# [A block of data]

===============

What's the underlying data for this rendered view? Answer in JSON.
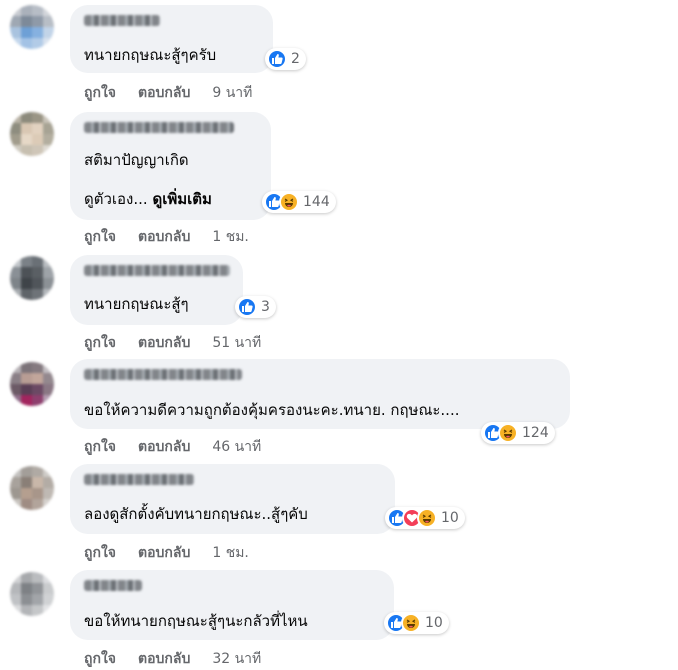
{
  "colors": {
    "like": "#1877f2",
    "haha": "#f7b125",
    "love": "#f33e58",
    "bubble": "#f0f2f5",
    "meta": "#65676b"
  },
  "labels": {
    "like_action": "ถูกใจ",
    "reply_action": "ตอบกลับ"
  },
  "comments": [
    {
      "text": "ทนายกฤษณะสู้ๆครับ",
      "reactions": [
        "like-icon"
      ],
      "reaction_count": "2",
      "time": "9 นาที"
    },
    {
      "text": "สติมาปัญญาเกิด",
      "text2": "ดูตัวเอง...",
      "see_more": "ดูเพิ่มเติม",
      "reactions": [
        "like-icon",
        "haha-icon"
      ],
      "reaction_count": "144",
      "time": "1 ชม."
    },
    {
      "text": "ทนายกฤษณะสู้ๆ",
      "reactions": [
        "like-icon"
      ],
      "reaction_count": "3",
      "time": "51 นาที"
    },
    {
      "text": "ขอให้ความดีความถูกต้องคุ้มครองนะคะ.ทนาย. กฤษณะ....",
      "reactions": [
        "like-icon",
        "haha-icon"
      ],
      "reaction_count": "124",
      "time": "46 นาที"
    },
    {
      "text": "ลองดูสักตั้งคับทนายกฤษณะ..สู้ๆคับ",
      "reactions": [
        "like-icon",
        "love-icon",
        "haha-icon"
      ],
      "reaction_count": "10",
      "time": "1 ชม."
    },
    {
      "text": "ขอให้ทนายกฤษณะสู้ๆนะกลัวที่ไหน",
      "reactions": [
        "like-icon",
        "haha-icon"
      ],
      "reaction_count": "10",
      "time": "32 นาที"
    }
  ]
}
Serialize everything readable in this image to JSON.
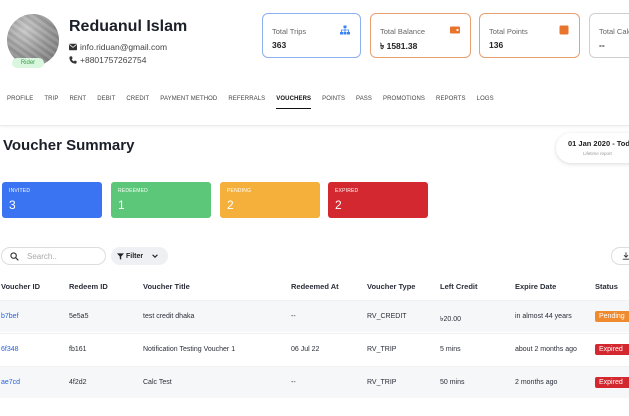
{
  "profile": {
    "name": "Reduanul Islam",
    "email": "info.riduan@gmail.com",
    "phone": "+8801757262754",
    "role": "Rider"
  },
  "stats": [
    {
      "label": "Total Trips",
      "value": "363",
      "icon": "sitemap-icon",
      "color": "#3b82f6"
    },
    {
      "label": "Total Balance",
      "value": "৳ 1581.38",
      "icon": "wallet-icon",
      "color": "#e8742d"
    },
    {
      "label": "Total Points",
      "value": "136",
      "icon": "points-icon",
      "color": "#e8742d"
    },
    {
      "label": "Total Calc",
      "value": "--",
      "icon": "calc-icon",
      "color": "#999999"
    }
  ],
  "tabs": [
    "PROFILE",
    "TRIP",
    "RENT",
    "DEBIT",
    "CREDIT",
    "PAYMENT METHOD",
    "REFERRALS",
    "VOUCHERS",
    "POINTS",
    "PASS",
    "PROMOTIONS",
    "REPORTS",
    "LOGS"
  ],
  "active_tab": "VOUCHERS",
  "summary": {
    "title": "Voucher Summary",
    "date_range": "01 Jan 2020 - Tod",
    "date_sub": "Lifetime report",
    "cards": [
      {
        "label": "INVITED",
        "value": "3",
        "color": "#3b74f2"
      },
      {
        "label": "REDEEMED",
        "value": "1",
        "color": "#5cc778"
      },
      {
        "label": "PENDING",
        "value": "2",
        "color": "#f4b03b"
      },
      {
        "label": "EXPIRED",
        "value": "2",
        "color": "#d3282f"
      }
    ]
  },
  "toolbar": {
    "search_placeholder": "Search..",
    "filter_label": "Filter"
  },
  "table": {
    "headers": [
      "Voucher ID",
      "Redeem ID",
      "Voucher Title",
      "Redeemed At",
      "Voucher Type",
      "Left Credit",
      "Expire Date",
      "Status"
    ],
    "rows": [
      {
        "voucher_id": "b7bef",
        "redeem_id": "5e5a5",
        "title": "test credit dhaka",
        "redeemed_at": "--",
        "type": "RV_CREDIT",
        "left_credit": "৳20.00",
        "expire": "in almost 44 years",
        "status": "Pending",
        "status_color": "#f08a2f"
      },
      {
        "voucher_id": "6f348",
        "redeem_id": "fb161",
        "title": "Notification Testing Voucher 1",
        "redeemed_at": "06 Jul 22",
        "type": "RV_TRIP",
        "left_credit": "5 mins",
        "expire": "about 2 months ago",
        "status": "Expired",
        "status_color": "#d3282f"
      },
      {
        "voucher_id": "ae7cd",
        "redeem_id": "4f2d2",
        "title": "Calc Test",
        "redeemed_at": "--",
        "type": "RV_TRIP",
        "left_credit": "50 mins",
        "expire": "2 months ago",
        "status": "Expired",
        "status_color": "#d3282f"
      }
    ]
  }
}
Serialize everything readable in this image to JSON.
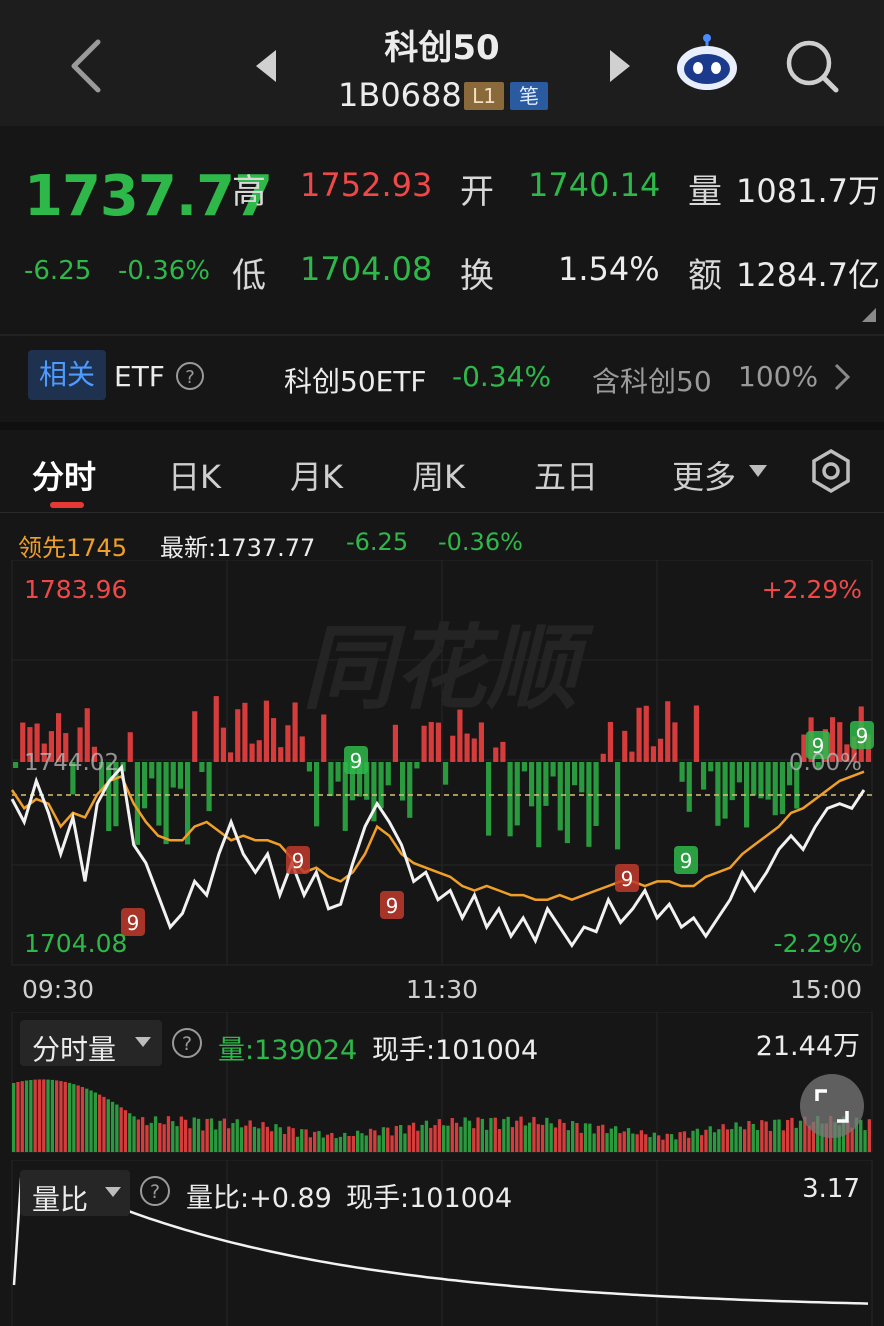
{
  "header": {
    "title": "科创50",
    "code": "1B0688",
    "badge_level": "L1",
    "badge_tick": "笔",
    "icons": [
      "back-arrow-icon",
      "prev-icon",
      "next-icon",
      "robot-icon",
      "search-icon"
    ]
  },
  "quote": {
    "price": "1737.77",
    "change": "-6.25",
    "change_pct": "-0.36%",
    "high_label": "高",
    "high": "1752.93",
    "open_label": "开",
    "open": "1740.14",
    "volume_label": "量",
    "volume": "1081.7万",
    "low_label": "低",
    "low": "1704.08",
    "turnover_label": "换",
    "turnover": "1.54%",
    "amount_label": "额",
    "amount": "1284.7亿"
  },
  "etf": {
    "tag": "相关",
    "label": "ETF",
    "name": "科创50ETF",
    "change": "-0.34%",
    "contains": "含科创50",
    "weight": "100%"
  },
  "tabs": {
    "items": [
      "分时",
      "日K",
      "月K",
      "周K",
      "五日",
      "更多"
    ],
    "active": "分时"
  },
  "chart_info": {
    "leader_label": "领先1745",
    "latest_label": "最新:1737.77",
    "change": "-6.25",
    "change_pct": "-0.36%",
    "watermark": "同花顺"
  },
  "chart_data": {
    "type": "line",
    "price_axis": {
      "max": "1783.96",
      "prev_close": "1744.02",
      "min": "1704.08"
    },
    "pct_axis": {
      "max": "+2.29%",
      "mid": "0.00%",
      "min": "-2.29%"
    },
    "time_labels": [
      "09:30",
      "11:30",
      "15:00"
    ],
    "ylim": [
      1704.08,
      1783.96
    ],
    "prev_close": 1744.02,
    "series": [
      {
        "values": [
          1736,
          1731,
          1740,
          1733,
          1724,
          1732,
          1718,
          1735,
          1740,
          1743,
          1726,
          1722,
          1715,
          1708,
          1711,
          1718,
          1715,
          1724,
          1731,
          1724,
          1720,
          1724,
          1715,
          1722,
          1715,
          1720,
          1712,
          1713,
          1722,
          1730,
          1735,
          1731,
          1726,
          1718,
          1720,
          1714,
          1716,
          1710,
          1715,
          1708,
          1712,
          1706,
          1710,
          1705,
          1712,
          1708,
          1704,
          1708,
          1707,
          1714,
          1709,
          1712,
          1716,
          1710,
          1713,
          1708,
          1710,
          1706,
          1710,
          1714,
          1720,
          1716,
          1720,
          1725,
          1728,
          1725,
          1730,
          1734,
          1735,
          1734,
          1738
        ]
      },
      {
        "values": [
          1738,
          1734,
          1736,
          1735,
          1730,
          1733,
          1732,
          1737,
          1740,
          1741,
          1735,
          1731,
          1728,
          1727,
          1727,
          1730,
          1731,
          1729,
          1727,
          1728,
          1727,
          1727,
          1726,
          1723,
          1720,
          1721,
          1719,
          1718,
          1720,
          1724,
          1730,
          1728,
          1724,
          1722,
          1721,
          1720,
          1719,
          1717,
          1716,
          1717,
          1716,
          1715,
          1715,
          1714,
          1714,
          1715,
          1714,
          1715,
          1716,
          1717,
          1718,
          1718,
          1717,
          1718,
          1718,
          1717,
          1717,
          1719,
          1720,
          1721,
          1724,
          1726,
          1728,
          1730,
          1733,
          1734,
          1736,
          1738,
          1740,
          1741,
          1742
        ]
      }
    ]
  },
  "volume_panel": {
    "title": "分时量",
    "vol_label": "量:139024",
    "hand_label": "现手:101004",
    "max": "21.44万"
  },
  "ratio_panel": {
    "title": "量比",
    "ratio_label": "量比:+0.89",
    "hand_label": "现手:101004",
    "max": "3.17"
  },
  "colors": {
    "up": "#ef4848",
    "down": "#2eb84a",
    "avg": "#f0a028",
    "price": "#f2f2f2"
  }
}
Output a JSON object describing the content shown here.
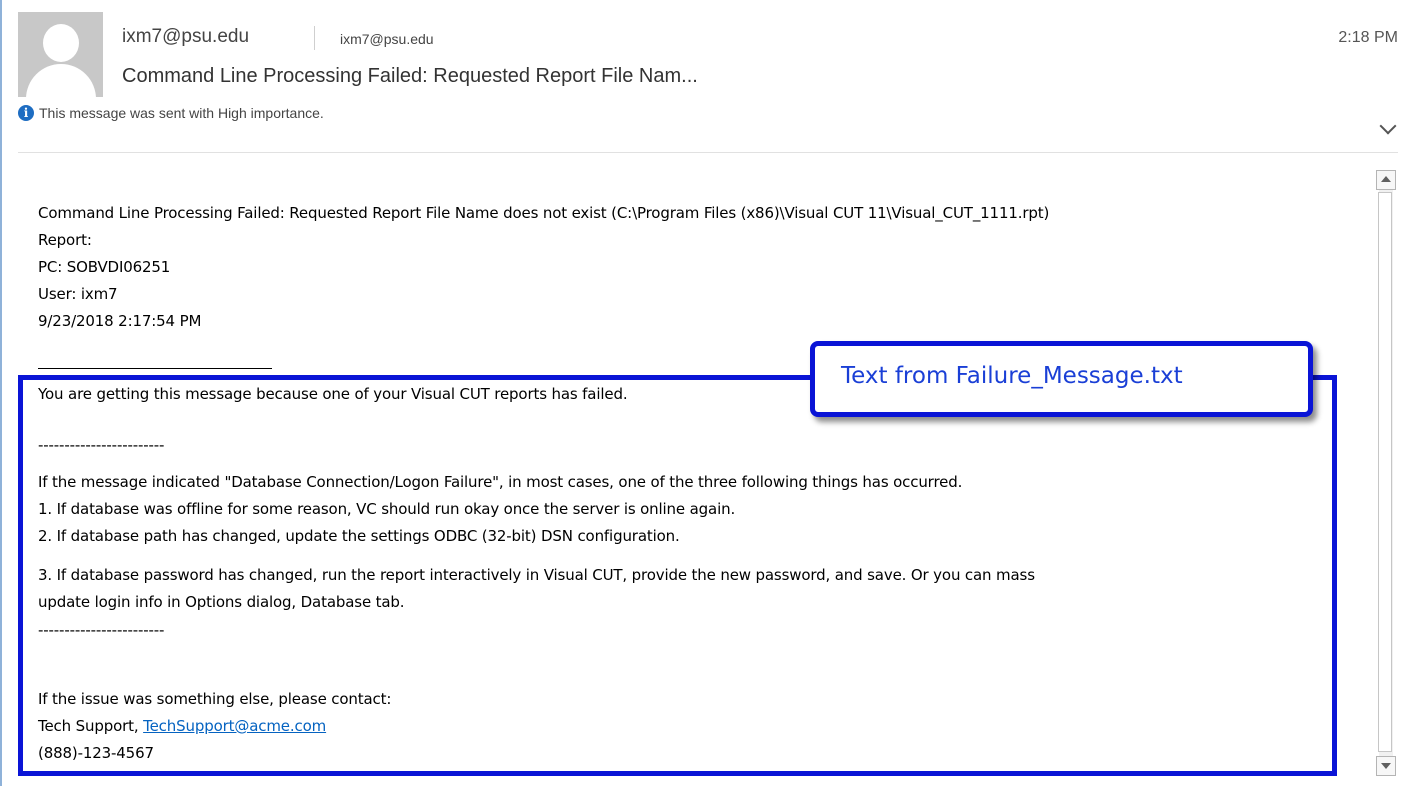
{
  "header": {
    "from": "ixm7@psu.edu",
    "to": "ixm7@psu.edu",
    "time": "2:18 PM",
    "subject": "Command Line Processing Failed: Requested Report File Nam...",
    "importance": "This message was sent with High importance."
  },
  "body": {
    "lines": [
      "Command Line Processing Failed: Requested Report File Name does not exist (C:\\Program Files (x86)\\Visual CUT 11\\Visual_CUT_1111.rpt)",
      "Report:",
      "PC: SOBVDI06251",
      "User: ixm7",
      "9/23/2018 2:17:54 PM"
    ],
    "failure_message": [
      "You are getting this message because one of your Visual CUT reports has failed.",
      "------------------------",
      "If the message indicated \"Database Connection/Logon Failure\", in most cases, one of the three following things has occurred.",
      "1. If database was offline for some reason, VC should run okay once the server is online again.",
      "2. If database path has changed, update the settings ODBC (32-bit) DSN configuration.",
      "3. If database password has changed, run the report interactively in Visual CUT, provide the new password, and save. Or you can mass",
      "update login info in Options dialog, Database tab.",
      "------------------------",
      "If the issue was something else, please contact:"
    ],
    "contact_prefix": "Tech Support, ",
    "contact_email": "TechSupport@acme.com",
    "phone": "(888)-123-4567"
  },
  "callout": {
    "text": "Text from Failure_Message.txt"
  },
  "colors": {
    "accent": "#0a14d6",
    "link": "#0563c1",
    "info_icon": "#1e6dc2"
  },
  "icons": [
    "avatar-placeholder",
    "info-icon",
    "chevron-down-icon",
    "scroll-up-icon",
    "scroll-down-icon"
  ]
}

===============

# [What the task requires]
Check each line of the data above for the word "months", then state how many lines have it. Give the number alone.

# [Reply]
2